[Start]

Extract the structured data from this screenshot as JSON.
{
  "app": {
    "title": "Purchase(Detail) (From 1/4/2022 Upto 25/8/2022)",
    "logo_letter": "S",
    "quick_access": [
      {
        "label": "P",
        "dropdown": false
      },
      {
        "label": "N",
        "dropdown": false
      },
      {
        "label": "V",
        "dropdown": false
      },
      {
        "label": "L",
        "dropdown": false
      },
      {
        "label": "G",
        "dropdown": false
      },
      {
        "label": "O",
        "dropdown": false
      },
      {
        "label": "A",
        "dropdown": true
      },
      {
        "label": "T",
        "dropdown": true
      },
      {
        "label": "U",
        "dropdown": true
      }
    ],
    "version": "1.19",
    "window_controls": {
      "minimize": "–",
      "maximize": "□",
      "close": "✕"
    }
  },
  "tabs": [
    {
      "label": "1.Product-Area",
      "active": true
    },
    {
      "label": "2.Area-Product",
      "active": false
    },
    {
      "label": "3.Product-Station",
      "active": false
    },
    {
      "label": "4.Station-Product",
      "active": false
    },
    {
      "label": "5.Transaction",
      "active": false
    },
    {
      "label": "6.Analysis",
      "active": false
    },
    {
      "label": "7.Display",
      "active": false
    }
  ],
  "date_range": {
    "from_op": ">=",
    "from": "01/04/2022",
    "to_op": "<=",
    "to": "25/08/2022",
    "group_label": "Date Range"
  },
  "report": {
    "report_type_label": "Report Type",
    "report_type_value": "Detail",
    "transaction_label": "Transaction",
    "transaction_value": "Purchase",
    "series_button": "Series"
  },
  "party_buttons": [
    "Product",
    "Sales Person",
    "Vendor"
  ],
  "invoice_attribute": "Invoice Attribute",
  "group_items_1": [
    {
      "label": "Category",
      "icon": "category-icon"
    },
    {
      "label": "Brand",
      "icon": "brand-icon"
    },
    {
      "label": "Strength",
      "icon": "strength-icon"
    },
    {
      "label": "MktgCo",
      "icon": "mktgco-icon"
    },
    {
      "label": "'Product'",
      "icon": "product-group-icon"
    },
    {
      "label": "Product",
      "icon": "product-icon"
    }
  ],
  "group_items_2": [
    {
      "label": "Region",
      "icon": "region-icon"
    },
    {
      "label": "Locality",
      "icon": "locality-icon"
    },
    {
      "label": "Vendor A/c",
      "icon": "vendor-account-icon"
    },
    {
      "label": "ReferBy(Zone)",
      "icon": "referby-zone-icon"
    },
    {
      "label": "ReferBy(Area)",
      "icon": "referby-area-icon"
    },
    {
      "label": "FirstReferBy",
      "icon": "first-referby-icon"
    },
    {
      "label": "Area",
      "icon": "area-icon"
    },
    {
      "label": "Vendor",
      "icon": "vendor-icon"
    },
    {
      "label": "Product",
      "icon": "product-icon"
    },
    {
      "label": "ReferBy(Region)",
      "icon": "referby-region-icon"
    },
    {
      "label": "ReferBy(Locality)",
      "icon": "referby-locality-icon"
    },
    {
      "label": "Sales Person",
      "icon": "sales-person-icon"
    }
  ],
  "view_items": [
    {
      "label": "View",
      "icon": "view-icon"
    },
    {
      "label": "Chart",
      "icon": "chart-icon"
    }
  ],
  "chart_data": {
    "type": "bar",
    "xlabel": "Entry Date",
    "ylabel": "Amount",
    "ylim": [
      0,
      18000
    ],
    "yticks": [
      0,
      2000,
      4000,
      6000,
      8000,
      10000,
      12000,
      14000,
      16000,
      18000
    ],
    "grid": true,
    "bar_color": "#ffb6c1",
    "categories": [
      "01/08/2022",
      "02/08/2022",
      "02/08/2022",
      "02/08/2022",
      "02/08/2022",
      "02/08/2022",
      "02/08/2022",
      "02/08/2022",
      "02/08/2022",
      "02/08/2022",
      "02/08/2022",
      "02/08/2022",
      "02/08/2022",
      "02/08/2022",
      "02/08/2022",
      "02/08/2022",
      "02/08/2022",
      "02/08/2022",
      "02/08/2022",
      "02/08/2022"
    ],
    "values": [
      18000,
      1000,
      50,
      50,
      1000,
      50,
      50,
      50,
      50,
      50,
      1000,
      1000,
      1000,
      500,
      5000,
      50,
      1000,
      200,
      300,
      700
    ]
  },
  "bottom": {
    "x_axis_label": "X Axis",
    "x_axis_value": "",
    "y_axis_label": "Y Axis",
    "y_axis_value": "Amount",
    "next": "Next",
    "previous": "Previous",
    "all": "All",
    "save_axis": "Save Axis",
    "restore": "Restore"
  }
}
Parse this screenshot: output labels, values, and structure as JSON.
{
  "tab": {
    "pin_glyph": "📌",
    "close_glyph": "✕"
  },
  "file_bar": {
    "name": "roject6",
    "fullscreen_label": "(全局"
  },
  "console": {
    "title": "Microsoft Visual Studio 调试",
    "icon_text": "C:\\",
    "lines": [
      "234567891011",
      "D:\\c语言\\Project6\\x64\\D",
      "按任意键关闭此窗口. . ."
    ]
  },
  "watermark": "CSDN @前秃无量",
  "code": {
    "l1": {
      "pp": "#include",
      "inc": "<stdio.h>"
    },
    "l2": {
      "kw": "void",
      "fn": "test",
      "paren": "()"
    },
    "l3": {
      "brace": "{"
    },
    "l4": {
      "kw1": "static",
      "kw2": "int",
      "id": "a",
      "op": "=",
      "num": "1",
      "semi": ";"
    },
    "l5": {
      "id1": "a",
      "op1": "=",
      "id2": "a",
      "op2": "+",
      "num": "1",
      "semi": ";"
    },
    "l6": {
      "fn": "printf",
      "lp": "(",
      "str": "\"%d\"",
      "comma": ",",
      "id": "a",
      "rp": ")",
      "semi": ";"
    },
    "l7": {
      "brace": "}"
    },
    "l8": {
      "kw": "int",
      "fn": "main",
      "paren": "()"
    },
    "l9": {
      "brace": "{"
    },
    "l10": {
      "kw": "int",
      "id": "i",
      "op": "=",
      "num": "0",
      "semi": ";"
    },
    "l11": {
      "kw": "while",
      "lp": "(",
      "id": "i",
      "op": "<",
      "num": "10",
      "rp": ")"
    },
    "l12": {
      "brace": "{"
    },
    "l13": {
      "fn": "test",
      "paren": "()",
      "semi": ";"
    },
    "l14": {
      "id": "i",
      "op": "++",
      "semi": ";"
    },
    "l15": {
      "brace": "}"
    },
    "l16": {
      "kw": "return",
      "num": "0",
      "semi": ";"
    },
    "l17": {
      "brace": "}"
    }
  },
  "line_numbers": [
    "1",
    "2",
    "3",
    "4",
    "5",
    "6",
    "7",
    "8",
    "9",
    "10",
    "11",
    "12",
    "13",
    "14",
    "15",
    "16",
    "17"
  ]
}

[End]

Repeat the material from above exactly, word for word.

Extract the structured data from this screenshot as JSON.
{
  "app": {
    "title": "Purchase(Detail) (From 1/4/2022 Upto 25/8/2022)",
    "logo_letter": "S",
    "quick_access": [
      {
        "label": "P",
        "dropdown": false
      },
      {
        "label": "N",
        "dropdown": false
      },
      {
        "label": "V",
        "dropdown": false
      },
      {
        "label": "L",
        "dropdown": false
      },
      {
        "label": "G",
        "dropdown": false
      },
      {
        "label": "O",
        "dropdown": false
      },
      {
        "label": "A",
        "dropdown": true
      },
      {
        "label": "T",
        "dropdown": true
      },
      {
        "label": "U",
        "dropdown": true
      }
    ],
    "version": "1.19",
    "window_controls": {
      "minimize": "–",
      "maximize": "□",
      "close": "✕"
    }
  },
  "tabs": [
    {
      "label": "1.Product-Area",
      "active": true
    },
    {
      "label": "2.Area-Product",
      "active": false
    },
    {
      "label": "3.Product-Station",
      "active": false
    },
    {
      "label": "4.Station-Product",
      "active": false
    },
    {
      "label": "5.Transaction",
      "active": false
    },
    {
      "label": "6.Analysis",
      "active": false
    },
    {
      "label": "7.Display",
      "active": false
    }
  ],
  "date_range": {
    "from_op": ">=",
    "from": "01/04/2022",
    "to_op": "<=",
    "to": "25/08/2022",
    "group_label": "Date Range"
  },
  "report": {
    "report_type_label": "Report Type",
    "report_type_value": "Detail",
    "transaction_label": "Transaction",
    "transaction_value": "Purchase",
    "series_button": "Series"
  },
  "party_buttons": [
    "Product",
    "Sales Person",
    "Vendor"
  ],
  "invoice_attribute": "Invoice Attribute",
  "group_items_1": [
    {
      "label": "Category",
      "icon": "category-icon"
    },
    {
      "label": "Brand",
      "icon": "brand-icon"
    },
    {
      "label": "Strength",
      "icon": "strength-icon"
    },
    {
      "label": "MktgCo",
      "icon": "mktgco-icon"
    },
    {
      "label": "'Product'",
      "icon": "product-group-icon"
    },
    {
      "label": "Product",
      "icon": "product-icon"
    }
  ],
  "group_items_2": [
    {
      "label": "Region",
      "icon": "region-icon"
    },
    {
      "label": "Locality",
      "icon": "locality-icon"
    },
    {
      "label": "Vendor A/c",
      "icon": "vendor-account-icon"
    },
    {
      "label": "ReferBy(Zone)",
      "icon": "referby-zone-icon"
    },
    {
      "label": "ReferBy(Area)",
      "icon": "referby-area-icon"
    },
    {
      "label": "FirstReferBy",
      "icon": "first-referby-icon"
    },
    {
      "label": "Area",
      "icon": "area-icon"
    },
    {
      "label": "Vendor",
      "icon": "vendor-icon"
    },
    {
      "label": "Product",
      "icon": "product-icon"
    },
    {
      "label": "ReferBy(Region)",
      "icon": "referby-region-icon"
    },
    {
      "label": "ReferBy(Locality)",
      "icon": "referby-locality-icon"
    },
    {
      "label": "Sales Person",
      "icon": "sales-person-icon"
    }
  ],
  "view_items": [
    {
      "label": "View",
      "icon": "view-icon"
    },
    {
      "label": "Chart",
      "icon": "chart-icon"
    }
  ],
  "chart_data": {
    "type": "bar",
    "xlabel": "Entry Date",
    "ylabel": "Amount",
    "ylim": [
      0,
      18000
    ],
    "yticks": [
      0,
      2000,
      4000,
      6000,
      8000,
      10000,
      12000,
      14000,
      16000,
      18000
    ],
    "grid": true,
    "bar_color": "#ffb6c1",
    "categories": [
      "01/08/2022",
      "02/08/2022",
      "02/08/2022",
      "02/08/2022",
      "02/08/2022",
      "02/08/2022",
      "02/08/2022",
      "02/08/2022",
      "02/08/2022",
      "02/08/2022",
      "02/08/2022",
      "02/08/2022",
      "02/08/2022",
      "02/08/2022",
      "02/08/2022",
      "02/08/2022",
      "02/08/2022",
      "02/08/2022",
      "02/08/2022",
      "02/08/2022"
    ],
    "values": [
      18000,
      1000,
      50,
      50,
      1000,
      50,
      50,
      50,
      50,
      50,
      1000,
      1000,
      1000,
      500,
      5000,
      50,
      1000,
      200,
      300,
      700
    ]
  },
  "bottom": {
    "x_axis_label": "X Axis",
    "x_axis_value": "",
    "y_axis_label": "Y Axis",
    "y_axis_value": "Amount",
    "next": "Next",
    "previous": "Previous",
    "all": "All",
    "save_axis": "Save Axis",
    "restore": "Restore"
  }
}
Parse this screenshot: output labels, values, and structure as JSON.
{
  "tab": {
    "pin_glyph": "📌",
    "close_glyph": "✕"
  },
  "file_bar": {
    "name": "roject6",
    "fullscreen_label": "(全局"
  },
  "console": {
    "title": "Microsoft Visual Studio 调试",
    "icon_text": "C:\\",
    "lines": [
      "234567891011",
      "D:\\c语言\\Project6\\x64\\D",
      "按任意键关闭此窗口. . ."
    ]
  },
  "watermark": "CSDN @前秃无量",
  "code": {
    "l1": {
      "pp": "#include",
      "inc": "<stdio.h>"
    },
    "l2": {
      "kw": "void",
      "fn": "test",
      "paren": "()"
    },
    "l3": {
      "brace": "{"
    },
    "l4": {
      "kw1": "static",
      "kw2": "int",
      "id": "a",
      "op": "=",
      "num": "1",
      "semi": ";"
    },
    "l5": {
      "id1": "a",
      "op1": "=",
      "id2": "a",
      "op2": "+",
      "num": "1",
      "semi": ";"
    },
    "l6": {
      "fn": "printf",
      "lp": "(",
      "str": "\"%d\"",
      "comma": ",",
      "id": "a",
      "rp": ")",
      "semi": ";"
    },
    "l7": {
      "brace": "}"
    },
    "l8": {
      "kw": "int",
      "fn": "main",
      "paren": "()"
    },
    "l9": {
      "brace": "{"
    },
    "l10": {
      "kw": "int",
      "id": "i",
      "op": "=",
      "num": "0",
      "semi": ";"
    },
    "l11": {
      "kw": "while",
      "lp": "(",
      "id": "i",
      "op": "<",
      "num": "10",
      "rp": ")"
    },
    "l12": {
      "brace": "{"
    },
    "l13": {
      "fn": "test",
      "paren": "()",
      "semi": ";"
    },
    "l14": {
      "id": "i",
      "op": "++",
      "semi": ";"
    },
    "l15": {
      "brace": "}"
    },
    "l16": {
      "kw": "return",
      "num": "0",
      "semi": ";"
    },
    "l17": {
      "brace": "}"
    }
  },
  "line_numbers": [
    "1",
    "2",
    "3",
    "4",
    "5",
    "6",
    "7",
    "8",
    "9",
    "10",
    "11",
    "12",
    "13",
    "14",
    "15",
    "16",
    "17"
  ]
}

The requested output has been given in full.